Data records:
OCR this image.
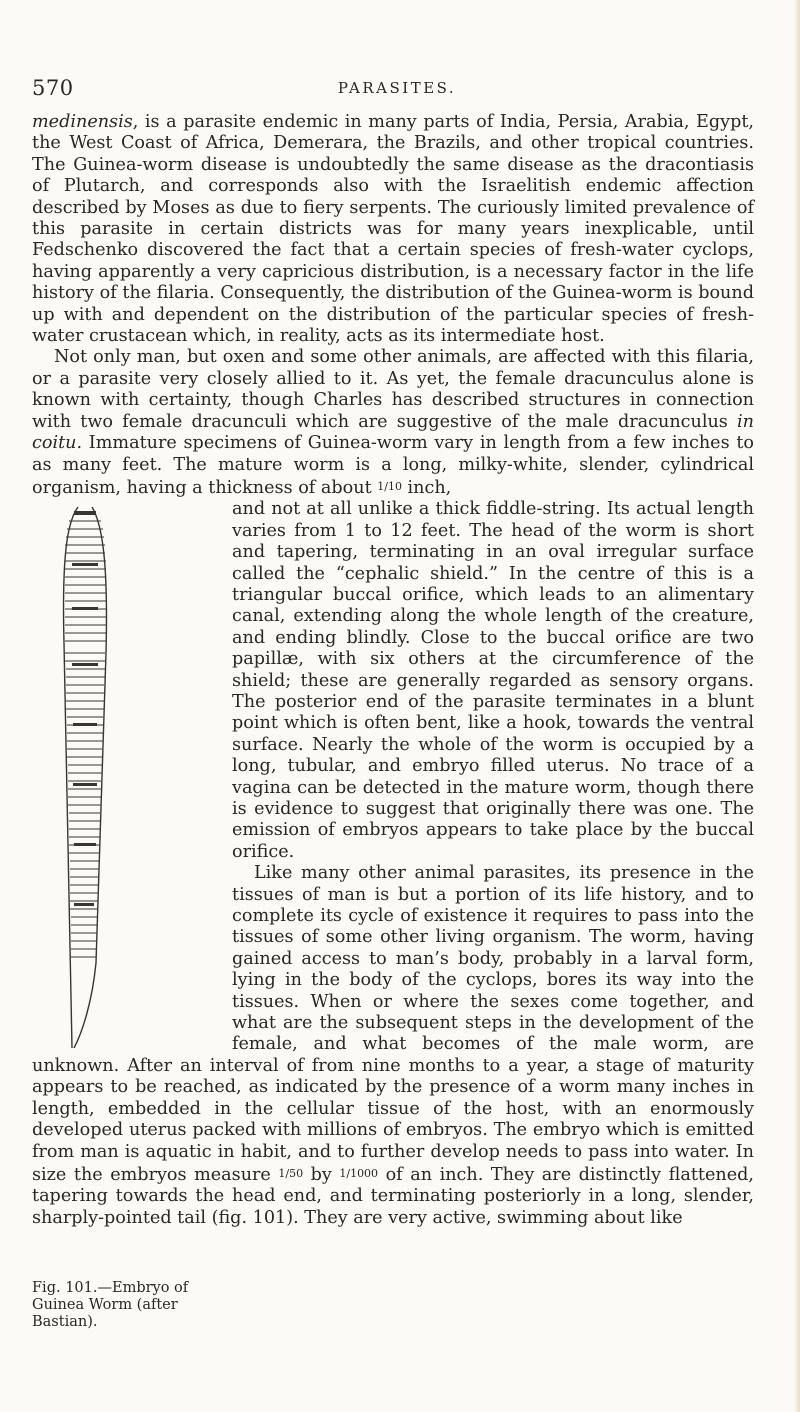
570	PARASITES.

medinensis, is a parasite endemic in many parts of India, Persia, Arabia, Egypt, the West Coast of Africa, Demerara, the Brazils, and other tropical countries. The Guinea-worm disease is undoubtedly the same disease as the dracontiasis of Plutarch, and corresponds also with the Israelitish endemic affection described by Moses as due to fiery serpents. The curiously limited prevalence of this parasite in certain districts was for many years inexplicable, until Fedschenko discovered the fact that a certain species of fresh-water cyclops, having apparently a very capricious distribution, is a necessary factor in the life history of the filaria. Consequently, the distribution of the Guinea-worm is bound up with and dependent on the distribution of the particular species of fresh-water crustacean which, in reality, acts as its intermediate host.

Not only man, but oxen and some other animals, are affected with this filaria, or a parasite very closely allied to it. As yet, the female dracunculus alone is known with certainty, though Charles has described structures in connection with two female dracunculi which are suggestive of the male dracunculus in coitu. Immature specimens of Guinea-worm vary in length from a few inches to as many feet. The mature worm is a long, milky-white, slender, cylindrical organism, having a thickness of about 1/10 inch,

and not at all unlike a thick fiddle-string. Its actual length varies from 1 to 12 feet. The head of the worm is short and tapering, terminating in an oval irregular surface called the “cephalic shield.” In the centre of this is a triangular buccal orifice, which leads to an alimentary canal, extending along the whole length of the creature, and ending blindly. Close to the buccal orifice are two papillæ, with six others at the circumference of the shield; these are generally regarded as sensory organs. The posterior end of the parasite terminates in a blunt point which is often bent, like a hook, towards the ventral surface. Nearly the whole of the worm is occupied by a long, tubular, and embryo filled uterus. No trace of a vagina can be detected in the mature worm, though there is evidence to suggest that originally there was one. The emission of embryos appears to take place by the buccal orifice.

Like many other animal parasites, its presence in the tissues of man is but a portion of its life history, and to complete its cycle of existence it requires to pass into the tissues of some other living organism. The worm, having gained access to man’s body, probably in a larval form, lying in the body of the cyclops, bores its way into the tissues. When or where the sexes come together, and what are the subsequent steps in the development of the female, and what becomes of the male worm, are unknown. After an interval of from nine months to a year, a stage of maturity appears to be reached, as indicated by the presence of a worm many inches in length, embedded in the cellular tissue of the host, with an enormously developed uterus packed with millions of embryos. The embryo which is emitted from man is aquatic in habit, and to further develop needs to pass into water. In size the embryos measure 1/50 by 1/1000 of an inch. They are distinctly flattened, tapering towards the head end, and terminating posteriorly in a long, slender, sharply-pointed tail (fig. 101). They are very active, swimming about like

Fig. 101.—Embryo of Guinea Worm (after Bastian).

TASK REQUIREMENTS →
Images must not appear in the copy; reproduce everything else in the records verbatim.

RIGHT ANSWER →
OCR this image.
570	PARASITES.

medinensis, is a parasite endemic in many parts of India, Persia, Arabia, Egypt, the West Coast of Africa, Demerara, the Brazils, and other tropical countries. The Guinea-worm disease is undoubtedly the same disease as the dracontiasis of Plutarch, and corresponds also with the Israelitish endemic affection described by Moses as due to fiery serpents. The curiously limited prevalence of this parasite in certain districts was for many years inexplicable, until Fedschenko discovered the fact that a certain species of fresh-water cyclops, having apparently a very capricious distribution, is a necessary factor in the life history of the filaria. Consequently, the distribution of the Guinea-worm is bound up with and dependent on the distribution of the particular species of fresh-water crustacean which, in reality, acts as its intermediate host.

Not only man, but oxen and some other animals, are affected with this filaria, or a parasite very closely allied to it. As yet, the female dracunculus alone is known with certainty, though Charles has described structures in connection with two female dracunculi which are suggestive of the male dracunculus in coitu. Immature specimens of Guinea-worm vary in length from a few inches to as many feet. The mature worm is a long, milky-white, slender, cylindrical organism, having a thickness of about 1/10 inch,

and not at all unlike a thick fiddle-string. Its actual length varies from 1 to 12 feet. The head of the worm is short and tapering, terminating in an oval irregular surface called the “cephalic shield.” In the centre of this is a triangular buccal orifice, which leads to an alimentary canal, extending along the whole length of the creature, and ending blindly. Close to the buccal orifice are two papillæ, with six others at the circumference of the shield; these are generally regarded as sensory organs. The posterior end of the parasite terminates in a blunt point which is often bent, like a hook, towards the ventral surface. Nearly the whole of the worm is occupied by a long, tubular, and embryo filled uterus. No trace of a vagina can be detected in the mature worm, though there is evidence to suggest that originally there was one. The emission of embryos appears to take place by the buccal orifice.

Like many other animal parasites, its presence in the tissues of man is but a portion of its life history, and to complete its cycle of existence it requires to pass into the tissues of some other living organism. The worm, having gained access to man’s body, probably in a larval form, lying in the body of the cyclops, bores its way into the tissues. When or where the sexes come together, and what are the subsequent steps in the development of the female, and what becomes of the male worm, are unknown. After an interval of from nine months to a year, a stage of maturity appears to be reached, as indicated by the presence of a worm many inches in length, embedded in the cellular tissue of the host, with an enormously developed uterus packed with millions of embryos. The embryo which is emitted from man is aquatic in habit, and to further develop needs to pass into water. In size the embryos measure 1/50 by 1/1000 of an inch. They are distinctly flattened, tapering towards the head end, and terminating posteriorly in a long, slender, sharply-pointed tail (fig. 101). They are very active, swimming about like

Fig. 101.—Embryo of Guinea Worm (after Bastian).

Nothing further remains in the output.